#### [Objective]
Check each line of the listing for the string "Contains", then state how many lines have it. Only the number is wanted.

#### [Data for this task]
## begin
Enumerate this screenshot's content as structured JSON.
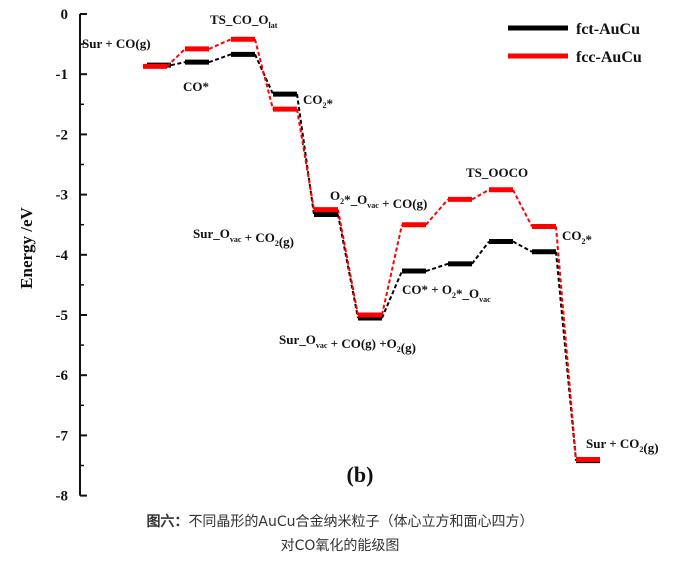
{
  "chart_data": {
    "type": "line",
    "panel_label": "(b)",
    "ylabel": "Energy /eV",
    "ylim": [
      -8,
      0
    ],
    "yticks": [
      "0",
      "-1",
      "-2",
      "-3",
      "-4",
      "-5",
      "-6",
      "-7",
      "-8"
    ],
    "legend_position": "top-right",
    "series": [
      {
        "name": "fct-AuCu",
        "color": "#000000",
        "levels": [
          {
            "x": [
              147,
              171
            ],
            "y": -0.85
          },
          {
            "x": [
              185,
              209
            ],
            "y": -0.8
          },
          {
            "x": [
              231,
              255
            ],
            "y": -0.67
          },
          {
            "x": [
              273,
              297
            ],
            "y": -1.33
          },
          {
            "x": [
              314,
              338
            ],
            "y": -3.33
          },
          {
            "x": [
              358,
              382
            ],
            "y": -5.05
          },
          {
            "x": [
              402,
              426
            ],
            "y": -4.27
          },
          {
            "x": [
              448,
              472
            ],
            "y": -4.15
          },
          {
            "x": [
              489,
              513
            ],
            "y": -3.78
          },
          {
            "x": [
              532,
              556
            ],
            "y": -3.95
          },
          {
            "x": [
              576,
              600
            ],
            "y": -7.42
          }
        ]
      },
      {
        "name": "fcc-AuCu",
        "color": "#ff0000",
        "levels": [
          {
            "x": [
              143,
              167
            ],
            "y": -0.87
          },
          {
            "x": [
              185,
              209
            ],
            "y": -0.58
          },
          {
            "x": [
              231,
              255
            ],
            "y": -0.42
          },
          {
            "x": [
              273,
              297
            ],
            "y": -1.58
          },
          {
            "x": [
              314,
              338
            ],
            "y": -3.25
          },
          {
            "x": [
              358,
              382
            ],
            "y": -5.0
          },
          {
            "x": [
              402,
              426
            ],
            "y": -3.5
          },
          {
            "x": [
              448,
              472
            ],
            "y": -3.08
          },
          {
            "x": [
              489,
              513
            ],
            "y": -2.92
          },
          {
            "x": [
              532,
              556
            ],
            "y": -3.53
          },
          {
            "x": [
              576,
              600
            ],
            "y": -7.4
          }
        ]
      }
    ],
    "annotations": [
      {
        "segments": [
          {
            "t": "Sur + CO(g)"
          }
        ]
      },
      {
        "segments": [
          {
            "t": "TS_CO_O"
          },
          {
            "t": "lat",
            "sub": true
          }
        ]
      },
      {
        "segments": [
          {
            "t": "CO*"
          }
        ]
      },
      {
        "segments": [
          {
            "t": "CO"
          },
          {
            "t": "2",
            "sub": true
          },
          {
            "t": "*"
          }
        ]
      },
      {
        "segments": [
          {
            "t": "O"
          },
          {
            "t": "2",
            "sub": true
          },
          {
            "t": "*_O"
          },
          {
            "t": "vac",
            "sub": true
          },
          {
            "t": " + CO(g)"
          }
        ]
      },
      {
        "segments": [
          {
            "t": "Sur_O"
          },
          {
            "t": "vac",
            "sub": true
          },
          {
            "t": " + CO"
          },
          {
            "t": "2",
            "sub": true
          },
          {
            "t": "(g)"
          }
        ]
      },
      {
        "segments": [
          {
            "t": "TS_OOCO"
          }
        ]
      },
      {
        "segments": [
          {
            "t": "CO"
          },
          {
            "t": "2",
            "sub": true
          },
          {
            "t": "*"
          }
        ]
      },
      {
        "segments": [
          {
            "t": "CO* + O"
          },
          {
            "t": "2",
            "sub": true
          },
          {
            "t": "*_O"
          },
          {
            "t": "vac",
            "sub": true
          }
        ]
      },
      {
        "segments": [
          {
            "t": "Sur_O"
          },
          {
            "t": "vac",
            "sub": true
          },
          {
            "t": " + CO(g) +O"
          },
          {
            "t": "2",
            "sub": true
          },
          {
            "t": "(g)"
          }
        ]
      },
      {
        "segments": [
          {
            "t": "Sur + CO"
          },
          {
            "t": "2",
            "sub": true
          },
          {
            "t": "(g)"
          }
        ]
      }
    ]
  },
  "caption": {
    "heading": "图六：",
    "line1": "不同晶形的AuCu合金纳米粒子（体心立方和面心四方）",
    "line2": "对CO氧化的能级图"
  }
}
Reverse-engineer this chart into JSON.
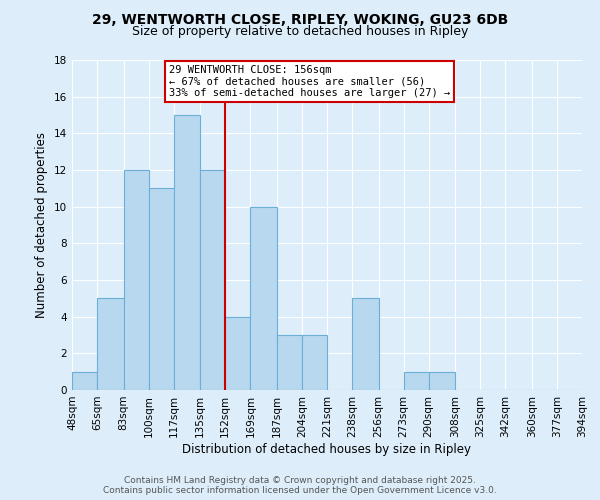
{
  "title": "29, WENTWORTH CLOSE, RIPLEY, WOKING, GU23 6DB",
  "subtitle": "Size of property relative to detached houses in Ripley",
  "xlabel": "Distribution of detached houses by size in Ripley",
  "ylabel": "Number of detached properties",
  "bar_edges": [
    48,
    65,
    83,
    100,
    117,
    135,
    152,
    169,
    187,
    204,
    221,
    238,
    256,
    273,
    290,
    308,
    325,
    342,
    360,
    377,
    394
  ],
  "bar_heights": [
    1,
    5,
    12,
    11,
    15,
    12,
    4,
    10,
    3,
    3,
    0,
    5,
    0,
    1,
    1,
    0,
    0,
    0,
    0,
    0
  ],
  "tick_labels": [
    "48sqm",
    "65sqm",
    "83sqm",
    "100sqm",
    "117sqm",
    "135sqm",
    "152sqm",
    "169sqm",
    "187sqm",
    "204sqm",
    "221sqm",
    "238sqm",
    "256sqm",
    "273sqm",
    "290sqm",
    "308sqm",
    "325sqm",
    "342sqm",
    "360sqm",
    "377sqm",
    "394sqm"
  ],
  "bar_color": "#b8d8f0",
  "bar_edge_color": "#6baed6",
  "vline_x": 152,
  "vline_color": "#cc0000",
  "annotation_title": "29 WENTWORTH CLOSE: 156sqm",
  "annotation_line1": "← 67% of detached houses are smaller (56)",
  "annotation_line2": "33% of semi-detached houses are larger (27) →",
  "annotation_box_color": "#ffffff",
  "annotation_box_edge": "#cc0000",
  "ylim": [
    0,
    18
  ],
  "yticks": [
    0,
    2,
    4,
    6,
    8,
    10,
    12,
    14,
    16,
    18
  ],
  "footer1": "Contains HM Land Registry data © Crown copyright and database right 2025.",
  "footer2": "Contains public sector information licensed under the Open Government Licence v3.0.",
  "bg_color": "#ddeefa",
  "grid_color": "#ffffff",
  "title_fontsize": 10,
  "subtitle_fontsize": 9,
  "axis_label_fontsize": 8.5,
  "tick_fontsize": 7.5,
  "footer_fontsize": 6.5
}
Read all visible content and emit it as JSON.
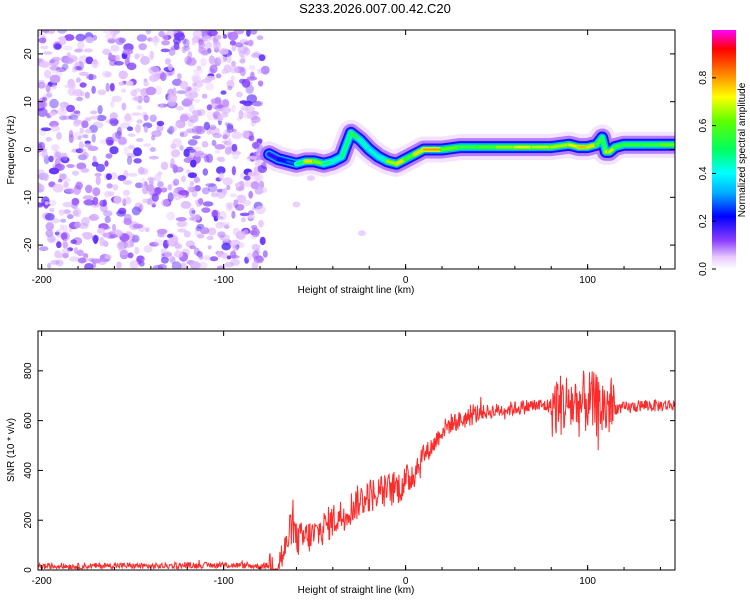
{
  "title": "S233.2026.007.00.42.C20",
  "colors": {
    "snr_line": "#ff2a2a",
    "spectrum_noise": "#8a3cff",
    "frame": "#000000"
  },
  "chart_data": [
    {
      "type": "heatmap",
      "name": "spectrogram",
      "xlabel": "Height of straight line (km)",
      "ylabel": "Frequency (Hz)",
      "xlim": [
        -202,
        148
      ],
      "ylim": [
        -25,
        25
      ],
      "xticks": [
        -200,
        -100,
        0,
        100
      ],
      "yticks": [
        -20,
        -10,
        0,
        10,
        20
      ],
      "colorbar": {
        "label": "Normalized spectral amplitude",
        "range": [
          0.0,
          1.0
        ],
        "ticks": [
          0.0,
          0.2,
          0.4,
          0.6,
          0.8
        ],
        "tick_labels": [
          "0.0",
          "0.2",
          "0.4",
          "0.6",
          "0.8"
        ]
      },
      "noise_region_x": [
        -202,
        -77
      ],
      "signal_track": {
        "x": [
          -75,
          -70,
          -65,
          -60,
          -55,
          -50,
          -45,
          -40,
          -35,
          -30,
          -25,
          -20,
          -15,
          -10,
          -5,
          0,
          5,
          10,
          20,
          30,
          40,
          50,
          60,
          70,
          80,
          90,
          95,
          100,
          105,
          108,
          110,
          112,
          115,
          120,
          130,
          140,
          148
        ],
        "freq_hz": [
          -1,
          -2,
          -2.5,
          -3,
          -2.5,
          -2.5,
          -3,
          -2.5,
          -1.5,
          3.5,
          2,
          0,
          -1.5,
          -2.5,
          -3,
          -2,
          -1,
          0,
          0,
          0.5,
          0.5,
          0.5,
          0.5,
          0.5,
          0.5,
          1,
          0.5,
          0.5,
          1,
          2.5,
          -0.5,
          -0.5,
          0.5,
          1,
          1,
          1,
          1
        ],
        "amplitude": [
          0.2,
          0.2,
          0.25,
          0.3,
          0.7,
          0.8,
          0.5,
          0.5,
          0.4,
          0.6,
          0.5,
          0.4,
          0.45,
          0.45,
          0.9,
          0.6,
          0.6,
          0.9,
          0.7,
          0.55,
          0.6,
          0.6,
          0.7,
          0.7,
          0.65,
          0.7,
          0.75,
          0.8,
          0.7,
          0.5,
          0.6,
          0.85,
          0.55,
          0.6,
          0.55,
          0.6,
          0.65
        ]
      }
    },
    {
      "type": "line",
      "name": "snr",
      "xlabel": "Height of straight line (km)",
      "ylabel": "SNR (10 * v/v)",
      "xlim": [
        -202,
        148
      ],
      "ylim": [
        0,
        960
      ],
      "xticks": [
        -200,
        -100,
        0,
        100
      ],
      "yticks": [
        0,
        200,
        400,
        600,
        800
      ],
      "series": [
        {
          "name": "SNR",
          "x": [
            -202,
            -180,
            -160,
            -140,
            -120,
            -100,
            -90,
            -80,
            -75,
            -70,
            -66,
            -64,
            -62,
            -60,
            -55,
            -50,
            -45,
            -40,
            -35,
            -30,
            -25,
            -20,
            -15,
            -10,
            -5,
            0,
            5,
            10,
            15,
            20,
            25,
            30,
            40,
            50,
            60,
            70,
            80,
            90,
            95,
            100,
            105,
            110,
            112,
            115,
            120,
            130,
            140,
            148
          ],
          "y": [
            15,
            15,
            18,
            15,
            18,
            20,
            18,
            15,
            18,
            30,
            80,
            150,
            180,
            120,
            130,
            140,
            170,
            200,
            220,
            250,
            280,
            300,
            310,
            320,
            330,
            350,
            400,
            460,
            500,
            560,
            590,
            600,
            630,
            640,
            650,
            660,
            660,
            670,
            660,
            680,
            660,
            650,
            660,
            650,
            650,
            660,
            660,
            665
          ]
        }
      ],
      "noise_amplitude": [
        {
          "x_from": -202,
          "x_to": -75,
          "amp": 12
        },
        {
          "x_from": -75,
          "x_to": 10,
          "amp": 70
        },
        {
          "x_from": 10,
          "x_to": 40,
          "amp": 40
        },
        {
          "x_from": 40,
          "x_to": 80,
          "amp": 30
        },
        {
          "x_from": 80,
          "x_to": 115,
          "amp": 130
        },
        {
          "x_from": 115,
          "x_to": 148,
          "amp": 25
        }
      ]
    }
  ]
}
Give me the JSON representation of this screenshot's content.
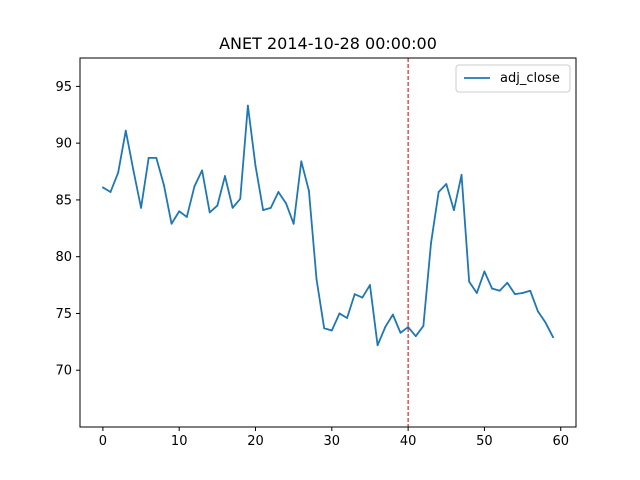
{
  "chart_data": {
    "type": "line",
    "title": "ANET 2014-10-28 00:00:00",
    "xlabel": "",
    "ylabel": "",
    "xlim": [
      -3,
      62
    ],
    "ylim": [
      65,
      97.5
    ],
    "x_ticks": [
      0,
      10,
      20,
      30,
      40,
      50,
      60
    ],
    "y_ticks": [
      70,
      75,
      80,
      85,
      90,
      95
    ],
    "grid": false,
    "legend": {
      "position": "top-right",
      "entries": [
        "adj_close"
      ]
    },
    "vline": {
      "x": 40,
      "color": "#d62728",
      "style": "dashed"
    },
    "series": [
      {
        "name": "adj_close",
        "color": "#1f77b4",
        "x": [
          0,
          1,
          2,
          3,
          4,
          5,
          6,
          7,
          8,
          9,
          10,
          11,
          12,
          13,
          14,
          15,
          16,
          17,
          18,
          19,
          20,
          21,
          22,
          23,
          24,
          25,
          26,
          27,
          28,
          29,
          30,
          31,
          32,
          33,
          34,
          35,
          36,
          37,
          38,
          39,
          40,
          41,
          42,
          43,
          44,
          45,
          46,
          47,
          48,
          49,
          50,
          51,
          52,
          53,
          54,
          55,
          56,
          57,
          58,
          59
        ],
        "values": [
          86.1,
          85.7,
          87.4,
          91.1,
          87.6,
          84.3,
          88.7,
          88.7,
          86.3,
          82.9,
          84.0,
          83.5,
          86.2,
          87.6,
          83.9,
          84.5,
          87.1,
          84.3,
          85.1,
          93.3,
          88.0,
          84.1,
          84.3,
          85.7,
          84.7,
          82.9,
          88.4,
          85.8,
          78.0,
          73.7,
          73.5,
          75.0,
          74.6,
          76.7,
          76.4,
          77.5,
          72.2,
          73.8,
          74.9,
          73.3,
          73.8,
          73.0,
          73.9,
          81.2,
          85.7,
          86.4,
          84.1,
          87.2,
          77.8,
          76.8,
          78.7,
          77.2,
          77.0,
          77.7,
          76.7,
          76.8,
          77.0,
          75.2,
          74.2,
          72.9
        ]
      }
    ]
  }
}
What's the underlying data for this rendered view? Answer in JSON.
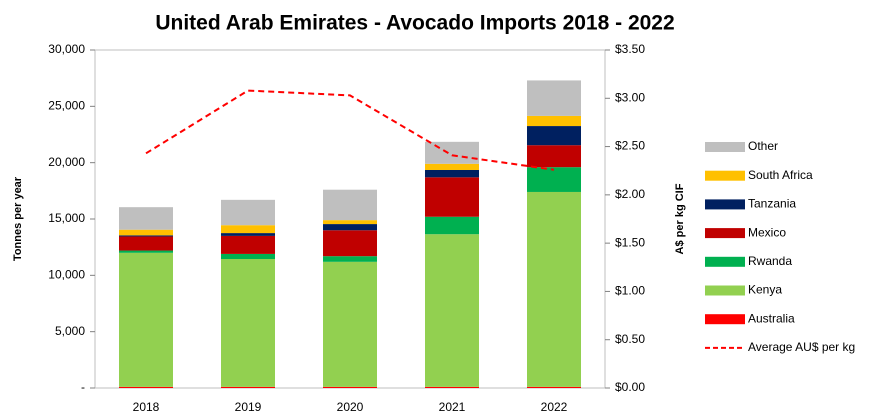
{
  "chart_data": {
    "type": "stacked-bar-line",
    "title": "United Arab Emirates - Avocado Imports 2018 - 2022",
    "y_label": "Tonnes per year",
    "y2_label": "A$ per kg CIF",
    "categories": [
      "2018",
      "2019",
      "2020",
      "2021",
      "2022"
    ],
    "series": [
      {
        "name": "Australia",
        "color": "#ff0000",
        "values": [
          100,
          100,
          100,
          100,
          100
        ]
      },
      {
        "name": "Kenya",
        "color": "#92d050",
        "values": [
          11900,
          11350,
          11100,
          13550,
          17300
        ]
      },
      {
        "name": "Rwanda",
        "color": "#00b050",
        "values": [
          200,
          450,
          500,
          1550,
          2200
        ]
      },
      {
        "name": "Mexico",
        "color": "#c00000",
        "values": [
          1250,
          1600,
          2300,
          3500,
          1950
        ]
      },
      {
        "name": "Tanzania",
        "color": "#002060",
        "values": [
          100,
          250,
          550,
          650,
          1700
        ]
      },
      {
        "name": "South Africa",
        "color": "#ffc000",
        "values": [
          500,
          700,
          350,
          550,
          900
        ]
      },
      {
        "name": "Other",
        "color": "#bfbfbf",
        "values": [
          2000,
          2250,
          2700,
          1950,
          3150
        ]
      },
      {
        "name": "Average AU$ per kg",
        "color": "#ff0000",
        "axis": "y2",
        "values": [
          2.43,
          3.08,
          3.03,
          2.41,
          2.26
        ]
      }
    ],
    "ylim": [
      0,
      30000
    ],
    "yticks": [
      {
        "value": 0,
        "label": "-"
      },
      {
        "value": 5000,
        "label": "5,000"
      },
      {
        "value": 10000,
        "label": "10,000"
      },
      {
        "value": 15000,
        "label": "15,000"
      },
      {
        "value": 20000,
        "label": "20,000"
      },
      {
        "value": 25000,
        "label": "25,000"
      },
      {
        "value": 30000,
        "label": "30,000"
      }
    ],
    "y2lim": [
      0,
      3.5
    ],
    "y2ticks": [
      {
        "value": 0,
        "label": "$0.00"
      },
      {
        "value": 0.5,
        "label": "$0.50"
      },
      {
        "value": 1,
        "label": "$1.00"
      },
      {
        "value": 1.5,
        "label": "$1.50"
      },
      {
        "value": 2,
        "label": "$2.00"
      },
      {
        "value": 2.5,
        "label": "$2.50"
      },
      {
        "value": 3,
        "label": "$3.00"
      },
      {
        "value": 3.5,
        "label": "$3.50"
      }
    ]
  }
}
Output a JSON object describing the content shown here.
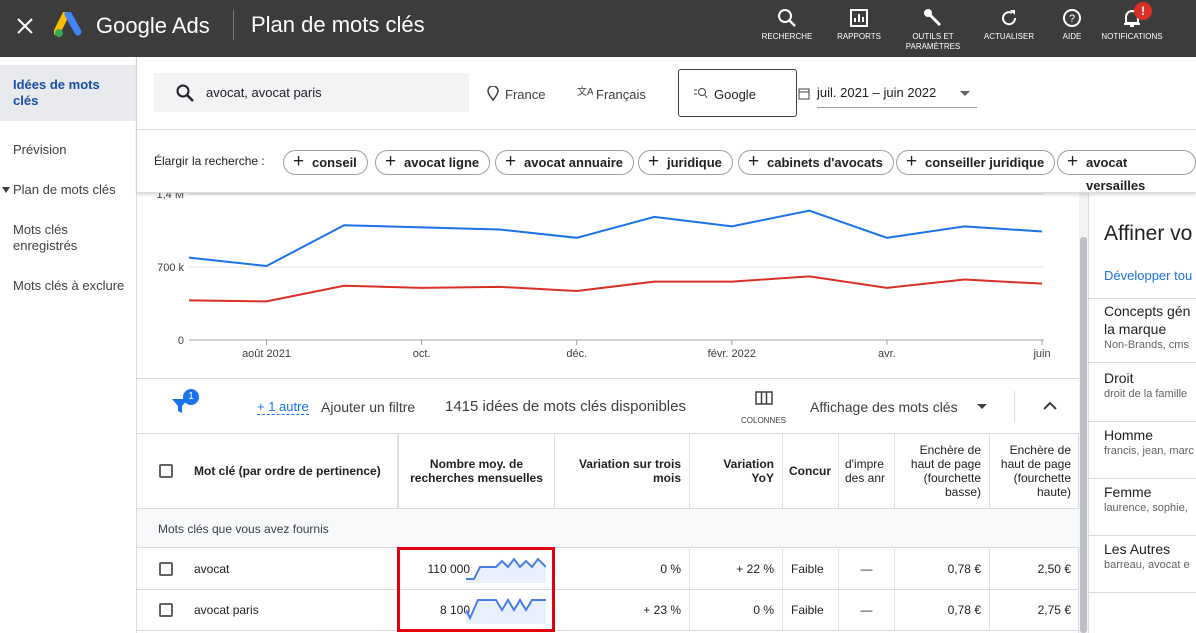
## end
#### [Task answer]
2